DO THIS: Leave the pictures out. Return all other data exactly.

** Start of GIVEN INFORMATION **

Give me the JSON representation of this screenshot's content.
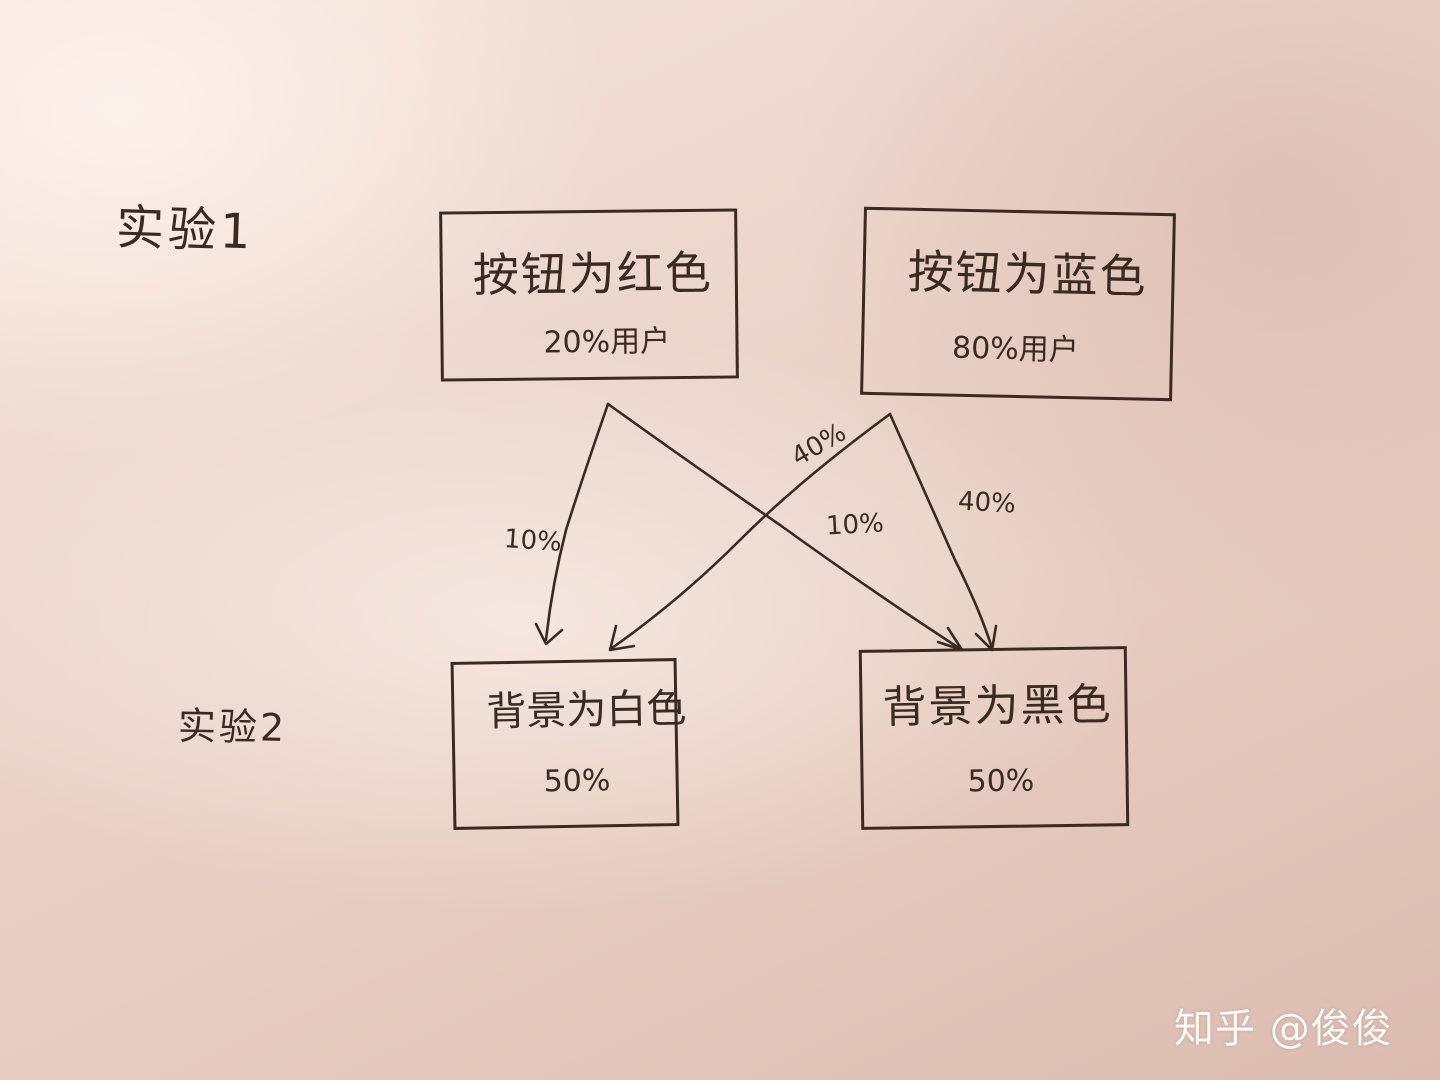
{
  "experiment_labels": {
    "exp1": "实验1",
    "exp2": "实验2"
  },
  "boxes": {
    "red_button": {
      "title": "按钮为红色",
      "share": "20%用户"
    },
    "blue_button": {
      "title": "按钮为蓝色",
      "share": "80%用户"
    },
    "white_background": {
      "title": "背景为白色",
      "share": "50%"
    },
    "black_background": {
      "title": "背景为黑色",
      "share": "50%"
    }
  },
  "flows": {
    "red_to_white": "10%",
    "red_to_black": "10%",
    "blue_to_white": "40%",
    "blue_to_black": "40%"
  },
  "watermark": "知乎 @俊俊",
  "colors": {
    "ink": "#3b2a21",
    "paper": "#ecd6cd"
  }
}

** End of GIVEN INFORMATION **

FULL OUTPUT:
Give me the JSON representation of this screenshot's content.
{
  "experiment_labels": {
    "exp1": "实验1",
    "exp2": "实验2"
  },
  "boxes": {
    "red_button": {
      "title": "按钮为红色",
      "share": "20%用户"
    },
    "blue_button": {
      "title": "按钮为蓝色",
      "share": "80%用户"
    },
    "white_background": {
      "title": "背景为白色",
      "share": "50%"
    },
    "black_background": {
      "title": "背景为黑色",
      "share": "50%"
    }
  },
  "flows": {
    "red_to_white": "10%",
    "red_to_black": "10%",
    "blue_to_white": "40%",
    "blue_to_black": "40%"
  },
  "watermark": "知乎 @俊俊",
  "colors": {
    "ink": "#3b2a21",
    "paper": "#ecd6cd"
  }
}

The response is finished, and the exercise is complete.